_Task instructions_.
Each record should be copied exactly into the answer, and no picture should go with it.

============================================================

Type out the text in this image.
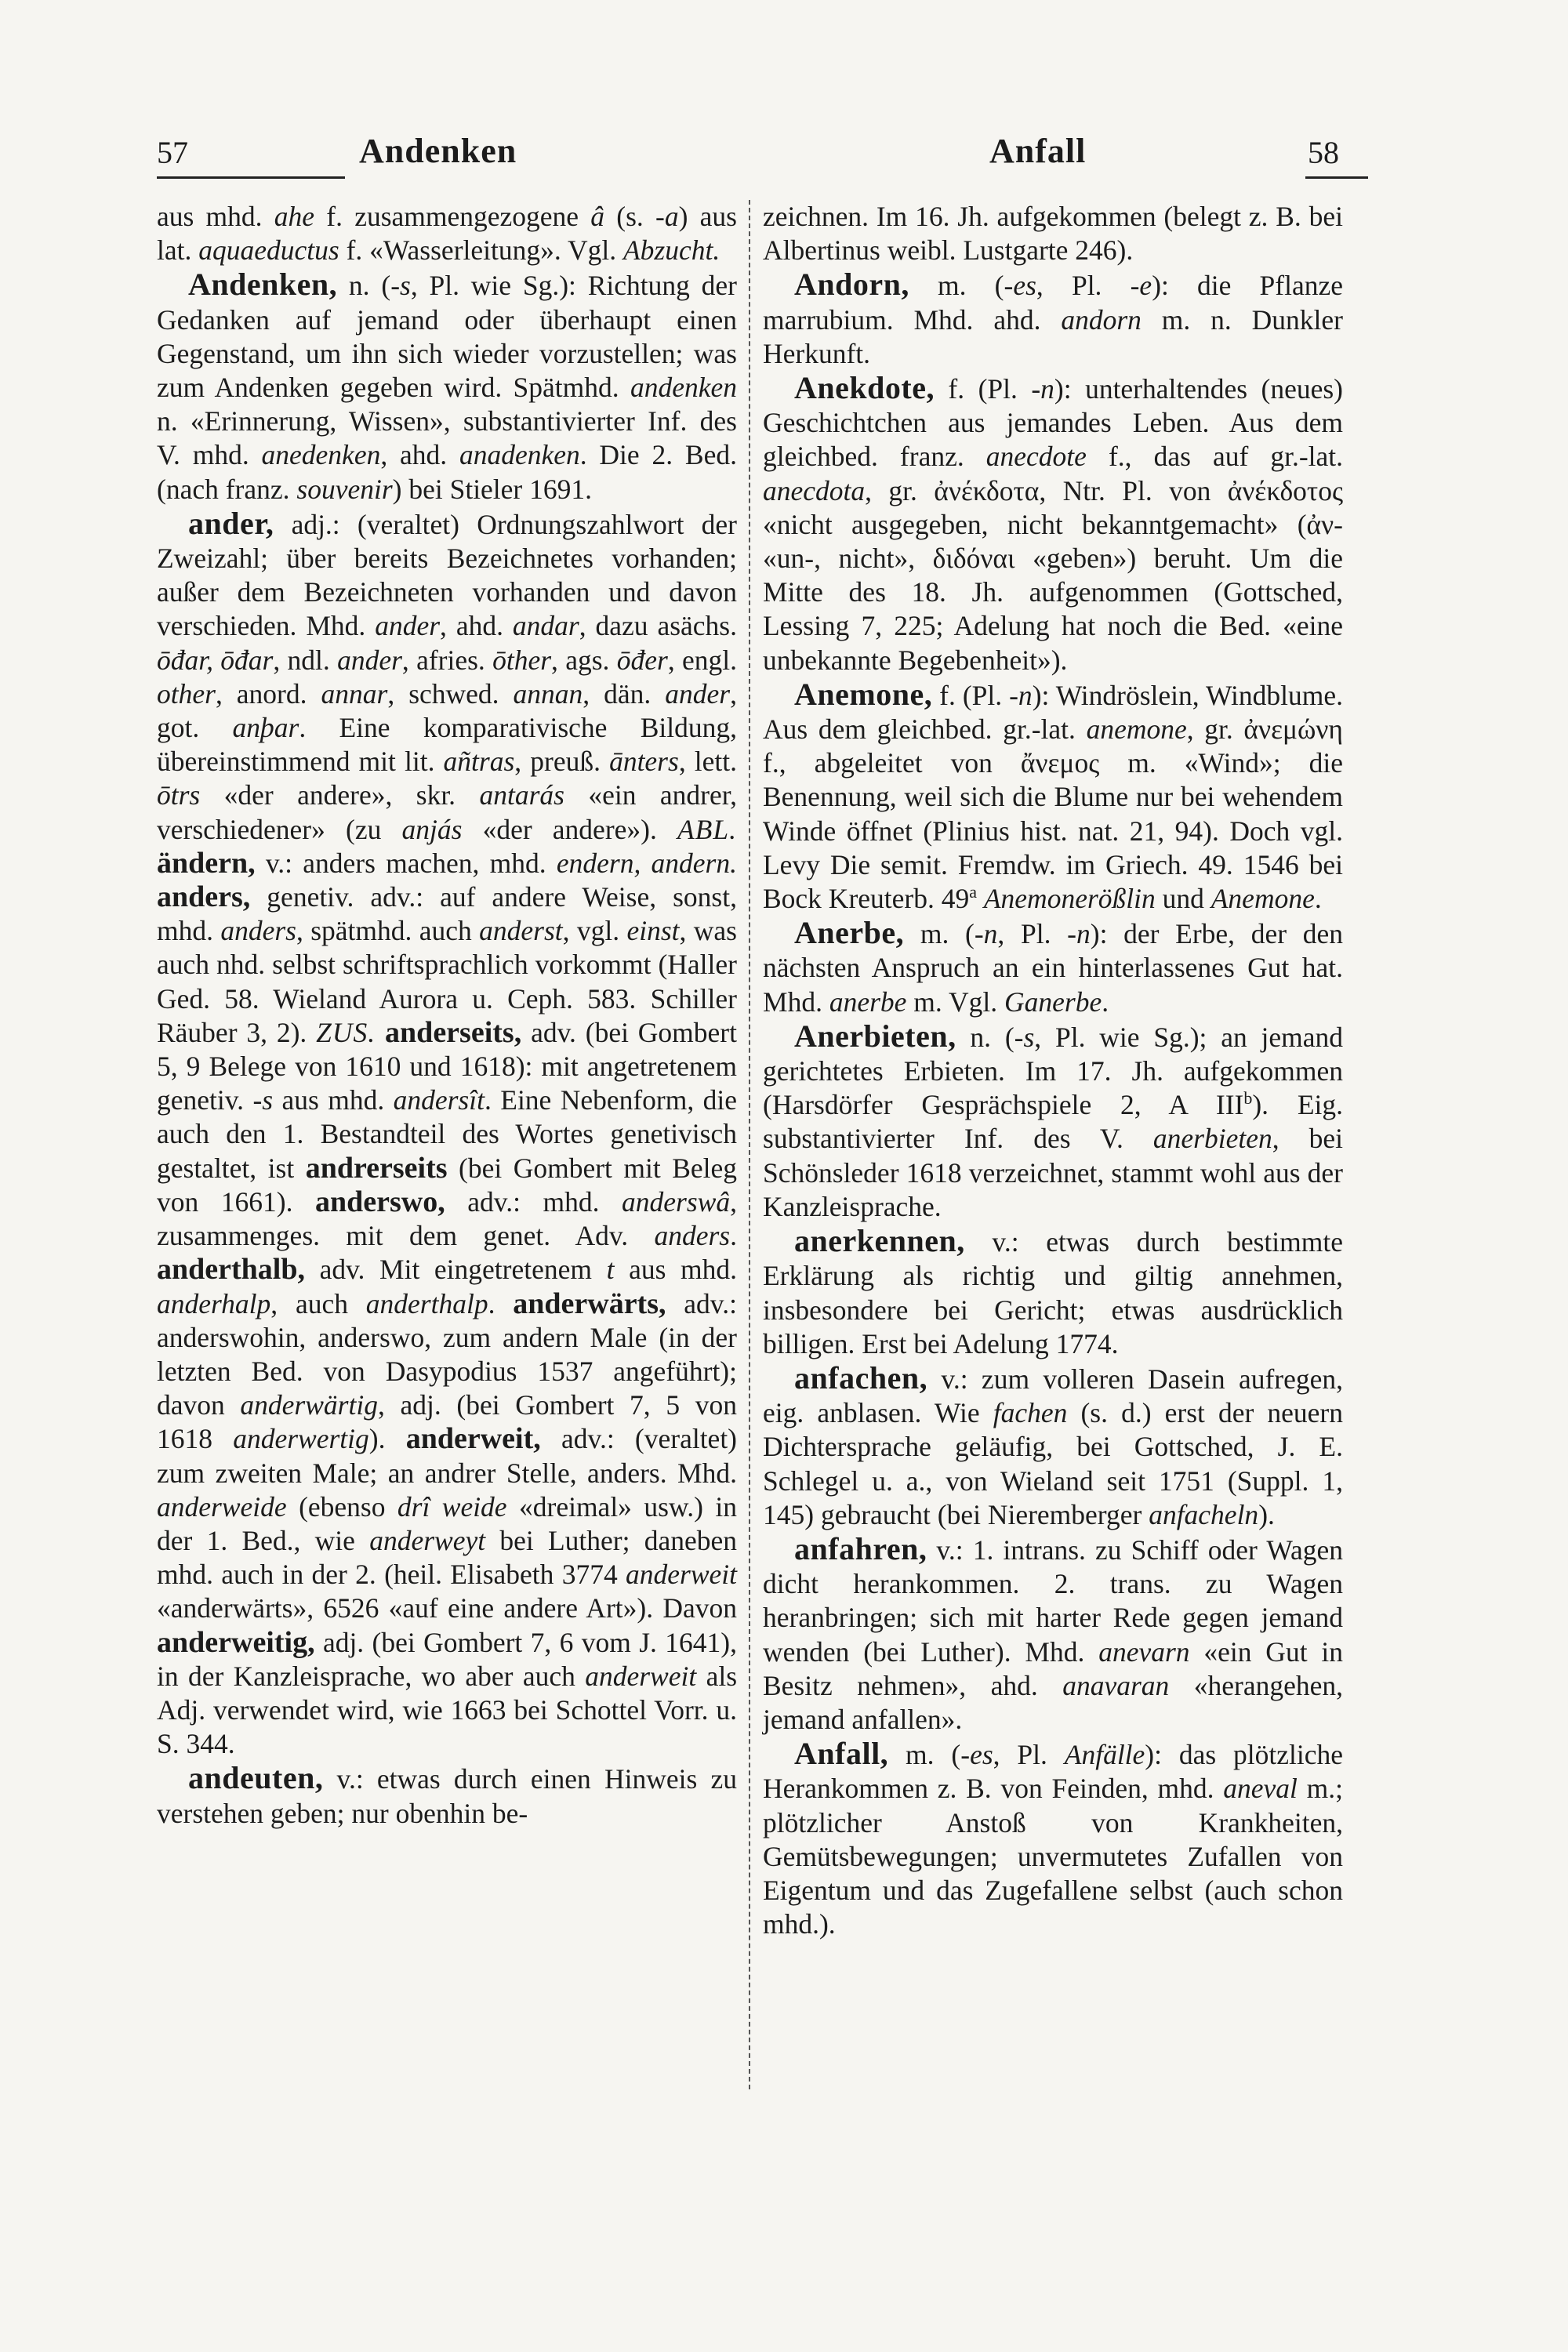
57	Andenken	Anfall	58

aus mhd. ahe f. zusammengezogene â (s. -a) aus lat. aquaeductus f. «Wasserleitung». Vgl. Abzucht.

Andenken, n. (-s, Pl. wie Sg.): Richtung der Gedanken auf jemand oder überhaupt einen Gegenstand, um ihn sich wieder vorzustellen; was zum Andenken gegeben wird. Spätmhd. andenken n. «Erinnerung, Wissen», substantivierter Inf. des V. mhd. anedenken, ahd. anadenken. Die 2. Bed. (nach franz. souvenir) bei Stieler 1691.

ander, adj.: (veraltet) Ordnungszahlwort der Zweizahl; über bereits Bezeichnetes vorhanden; außer dem Bezeichneten vorhanden und davon verschieden. Mhd. ander, ahd. andar, dazu asächs. ōđar, ōđar, ndl. ander, afries. ōther, ags. ōđer, engl. other, anord. annar, schwed. annan, dän. ander, got. anþar. Eine komparativische Bildung, übereinstimmend mit lit. añtras, preuß. ānters, lett. ōtrs «der andere», skr. antarás «ein andrer, verschiedener» (zu anjás «der andere»). ABL. ändern, v.: anders machen, mhd. endern, andern. anders, genetiv. adv.: auf andere Weise, sonst, mhd. anders, spätmhd. auch anderst, vgl. einst, was auch nhd. selbst schriftsprachlich vorkommt (Haller Ged. 58. Wieland Aurora u. Ceph. 583. Schiller Räuber 3, 2). ZUS. anderseits, adv. (bei Gombert 5, 9 Belege von 1610 und 1618): mit angetretenem genetiv. -s aus mhd. andersît. Eine Nebenform, die auch den 1. Bestandteil des Wortes genetivisch gestaltet, ist andrerseits (bei Gombert mit Beleg von 1661). anderswo, adv.: mhd. anderswâ, zusammenges. mit dem genet. Adv. anders. anderthalb, adv. Mit eingetretenem t aus mhd. anderhalp, auch anderthalp. anderwärts, adv.: anderswohin, anderswo, zum andern Male (in der letzten Bed. von Dasypodius 1537 angeführt); davon anderwärtig, adj. (bei Gombert 7, 5 von 1618 anderwertig). anderweit, adv.: (veraltet) zum zweiten Male; an andrer Stelle, anders. Mhd. anderweide (ebenso drî weide «dreimal» usw.) in der 1. Bed., wie anderweyt bei Luther; daneben mhd. auch in der 2. (heil. Elisabeth 3774 anderweit «anderwärts», 6526 «auf eine andere Art»). Davon anderweitig, adj. (bei Gombert 7, 6 vom J. 1641), in der Kanzleisprache, wo aber auch anderweit als Adj. verwendet wird, wie 1663 bei Schottel Vorr. u. S. 344.

andeuten, v.: etwas durch einen Hinweis zu verstehen geben; nur obenhin be-

zeichnen. Im 16. Jh. aufgekommen (belegt z. B. bei Albertinus weibl. Lustgarte 246).

Andorn, m. (-es, Pl. -e): die Pflanze marrubium. Mhd. ahd. andorn m. n. Dunkler Herkunft.

Anekdote, f. (Pl. -n): unterhaltendes (neues) Geschichtchen aus jemandes Leben. Aus dem gleichbed. franz. anecdote f., das auf gr.-lat. anecdota, gr. ἀνέκδοτα, Ntr. Pl. von ἀνέκδοτος «nicht ausgegeben, nicht bekanntgemacht» (ἀν- «un-, nicht», διδόναι «geben») beruht. Um die Mitte des 18. Jh. aufgenommen (Gottsched, Lessing 7, 225; Adelung hat noch die Bed. «eine unbekannte Begebenheit»).

Anemone, f. (Pl. -n): Windröslein, Windblume. Aus dem gleichbed. gr.-lat. anemone, gr. ἀνεμώνη f., abgeleitet von ἄνεμος m. «Wind»; die Benennung, weil sich die Blume nur bei wehendem Winde öffnet (Plinius hist. nat. 21, 94). Doch vgl. Levy Die semit. Fremdw. im Griech. 49. 1546 bei Bock Kreuterb. 49$^a$ Anemonerößlin und Anemone.

Anerbe, m. (-n, Pl. -n): der Erbe, der den nächsten Anspruch an ein hinterlassenes Gut hat. Mhd. anerbe m. Vgl. Ganerbe.

Anerbieten, n. (-s, Pl. wie Sg.); an jemand gerichtetes Erbieten. Im 17. Jh. aufgekommen (Harsdörfer Gesprächspiele 2, A III$^b$). Eig. substantivierter Inf. des V. anerbieten, bei Schönsleder 1618 verzeichnet, stammt wohl aus der Kanzleisprache.

anerkennen, v.: etwas durch bestimmte Erklärung als richtig und giltig annehmen, insbesondere bei Gericht; etwas ausdrücklich billigen. Erst bei Adelung 1774.

anfachen, v.: zum volleren Dasein aufregen, eig. anblasen. Wie fachen (s. d.) erst der neuern Dichtersprache geläufig, bei Gottsched, J. E. Schlegel u. a., von Wieland seit 1751 (Suppl. 1, 145) gebraucht (bei Nieremberger anfacheln).

anfahren, v.: 1. intrans. zu Schiff oder Wagen dicht herankommen. 2. trans. zu Wagen heranbringen; sich mit harter Rede gegen jemand wenden (bei Luther). Mhd. anevarn «ein Gut in Besitz nehmen», ahd. anavaran «herangehen, jemand anfallen».

Anfall, m. (-es, Pl. Anfälle): das plötzliche Herankommen z. B. von Feinden, mhd. aneval m.; plötzlicher Anstoß von Krankheiten, Gemütsbewegungen; unvermutetes Zufallen von Eigentum und das Zugefallene selbst (auch schon mhd.).
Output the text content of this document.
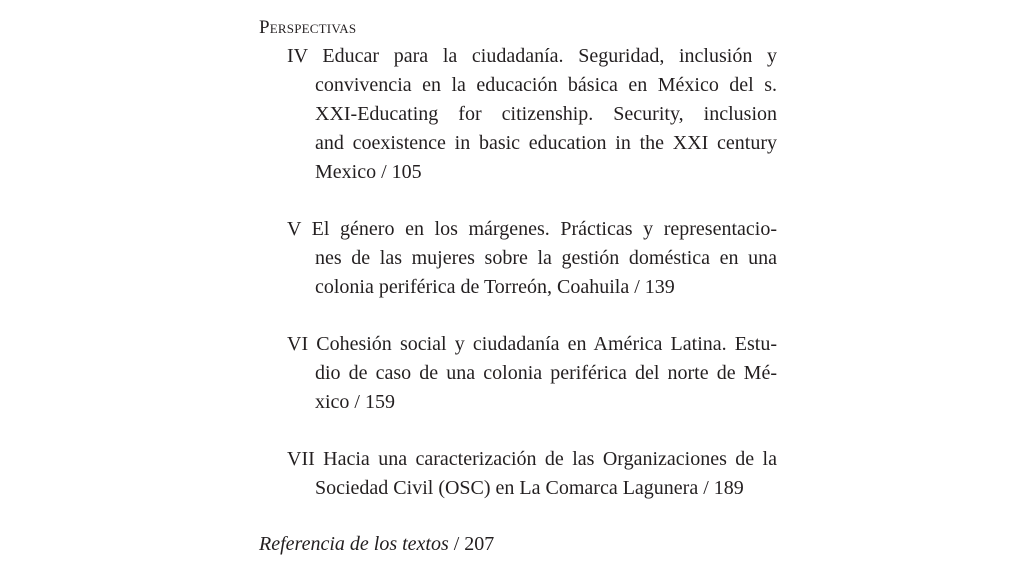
Perspectivas
IV Educar para la ciudadanía. Seguridad, inclusión y
convivencia en la educación básica en México del s.
XXI-Educating for citizenship. Security, inclusion
and coexistence in basic education in the XXI century
Mexico / 105
V El género en los márgenes. Prácticas y representacio-
nes de las mujeres sobre la gestión doméstica en una
colonia periférica de Torreón, Coahuila / 139
VI Cohesión social y ciudadanía en América Latina. Estu-
dio de caso de una colonia periférica del norte de Mé-
xico / 159
VII Hacia una caracterización de las Organizaciones de la
Sociedad Civil (OSC) en La Comarca Lagunera / 189
Referencia de los textos / 207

============================================================

_Problem solution_.
Type out the text in this image.
57	Andenken	Anfall	58

aus mhd. ahe f. zusammengezogene â (s. -a) aus lat. aquaeductus f. «Wasserleitung». Vgl. Abzucht.

Andenken, n. (-s, Pl. wie Sg.): Richtung der Gedanken auf jemand oder überhaupt einen Gegenstand, um ihn sich wieder vorzustellen; was zum Andenken gegeben wird. Spätmhd. andenken n. «Erinnerung, Wissen», substantivierter Inf. des V. mhd. anedenken, ahd. anadenken. Die 2. Bed. (nach franz. souvenir) bei Stieler 1691.

ander, adj.: (veraltet) Ordnungszahlwort der Zweizahl; über bereits Bezeichnetes vorhanden; außer dem Bezeichneten vorhanden und davon verschieden. Mhd. ander, ahd. andar, dazu asächs. ōđar, ōđar, ndl. ander, afries. ōther, ags. ōđer, engl. other, anord. annar, schwed. annan, dän. ander, got. anþar. Eine komparativische Bildung, übereinstimmend mit lit. añtras, preuß. ānters, lett. ōtrs «der andere», skr. antarás «ein andrer, verschiedener» (zu anjás «der andere»). ABL. ändern, v.: anders machen, mhd. endern, andern. anders, genetiv. adv.: auf andere Weise, sonst, mhd. anders, spätmhd. auch anderst, vgl. einst, was auch nhd. selbst schriftsprachlich vorkommt (Haller Ged. 58. Wieland Aurora u. Ceph. 583. Schiller Räuber 3, 2). ZUS. anderseits, adv. (bei Gombert 5, 9 Belege von 1610 und 1618): mit angetretenem genetiv. -s aus mhd. andersît. Eine Nebenform, die auch den 1. Bestandteil des Wortes genetivisch gestaltet, ist andrerseits (bei Gombert mit Beleg von 1661). anderswo, adv.: mhd. anderswâ, zusammenges. mit dem genet. Adv. anders. anderthalb, adv. Mit eingetretenem t aus mhd. anderhalp, auch anderthalp. anderwärts, adv.: anderswohin, anderswo, zum andern Male (in der letzten Bed. von Dasypodius 1537 angeführt); davon anderwärtig, adj. (bei Gombert 7, 5 von 1618 anderwertig). anderweit, adv.: (veraltet) zum zweiten Male; an andrer Stelle, anders. Mhd. anderweide (ebenso drî weide «dreimal» usw.) in der 1. Bed., wie anderweyt bei Luther; daneben mhd. auch in der 2. (heil. Elisabeth 3774 anderweit «anderwärts», 6526 «auf eine andere Art»). Davon anderweitig, adj. (bei Gombert 7, 6 vom J. 1641), in der Kanzleisprache, wo aber auch anderweit als Adj. verwendet wird, wie 1663 bei Schottel Vorr. u. S. 344.

andeuten, v.: etwas durch einen Hinweis zu verstehen geben; nur obenhin be-

zeichnen. Im 16. Jh. aufgekommen (belegt z. B. bei Albertinus weibl. Lustgarte 246).

Andorn, m. (-es, Pl. -e): die Pflanze marrubium. Mhd. ahd. andorn m. n. Dunkler Herkunft.

Anekdote, f. (Pl. -n): unterhaltendes (neues) Geschichtchen aus jemandes Leben. Aus dem gleichbed. franz. anecdote f., das auf gr.-lat. anecdota, gr. ἀνέκδοτα, Ntr. Pl. von ἀνέκδοτος «nicht ausgegeben, nicht bekanntgemacht» (ἀν- «un-, nicht», διδόναι «geben») beruht. Um die Mitte des 18. Jh. aufgenommen (Gottsched, Lessing 7, 225; Adelung hat noch die Bed. «eine unbekannte Begebenheit»).

Anemone, f. (Pl. -n): Windröslein, Windblume. Aus dem gleichbed. gr.-lat. anemone, gr. ἀνεμώνη f., abgeleitet von ἄνεμος m. «Wind»; die Benennung, weil sich die Blume nur bei wehendem Winde öffnet (Plinius hist. nat. 21, 94). Doch vgl. Levy Die semit. Fremdw. im Griech. 49. 1546 bei Bock Kreuterb. 49$^a$ Anemonerößlin und Anemone.

Anerbe, m. (-n, Pl. -n): der Erbe, der den nächsten Anspruch an ein hinterlassenes Gut hat. Mhd. anerbe m. Vgl. Ganerbe.

Anerbieten, n. (-s, Pl. wie Sg.); an jemand gerichtetes Erbieten. Im 17. Jh. aufgekommen (Harsdörfer Gesprächspiele 2, A III$^b$). Eig. substantivierter Inf. des V. anerbieten, bei Schönsleder 1618 verzeichnet, stammt wohl aus der Kanzleisprache.

anerkennen, v.: etwas durch bestimmte Erklärung als richtig und giltig annehmen, insbesondere bei Gericht; etwas ausdrücklich billigen. Erst bei Adelung 1774.

anfachen, v.: zum volleren Dasein aufregen, eig. anblasen. Wie fachen (s. d.) erst der neuern Dichtersprache geläufig, bei Gottsched, J. E. Schlegel u. a., von Wieland seit 1751 (Suppl. 1, 145) gebraucht (bei Nieremberger anfacheln).

anfahren, v.: 1. intrans. zu Schiff oder Wagen dicht herankommen. 2. trans. zu Wagen heranbringen; sich mit harter Rede gegen jemand wenden (bei Luther). Mhd. anevarn «ein Gut in Besitz nehmen», ahd. anavaran «herangehen, jemand anfallen».

Anfall, m. (-es, Pl. Anfälle): das plötzliche Herankommen z. B. von Feinden, mhd. aneval m.; plötzlicher Anstoß von Krankheiten, Gemütsbewegungen; unvermutetes Zufallen von Eigentum und das Zugefallene selbst (auch schon mhd.).
Output the text content of this document.
Perspectivas
IV Educar para la ciudadanía. Seguridad, inclusión y
convivencia en la educación básica en México del s.
XXI-Educating for citizenship. Security, inclusion
and coexistence in basic education in the XXI century
Mexico / 105
V El género en los márgenes. Prácticas y representacio-
nes de las mujeres sobre la gestión doméstica en una
colonia periférica de Torreón, Coahuila / 139
VI Cohesión social y ciudadanía en América Latina. Estu-
dio de caso de una colonia periférica del norte de Mé-
xico / 159
VII Hacia una caracterización de las Organizaciones de la
Sociedad Civil (OSC) en La Comarca Lagunera / 189
Referencia de los textos / 207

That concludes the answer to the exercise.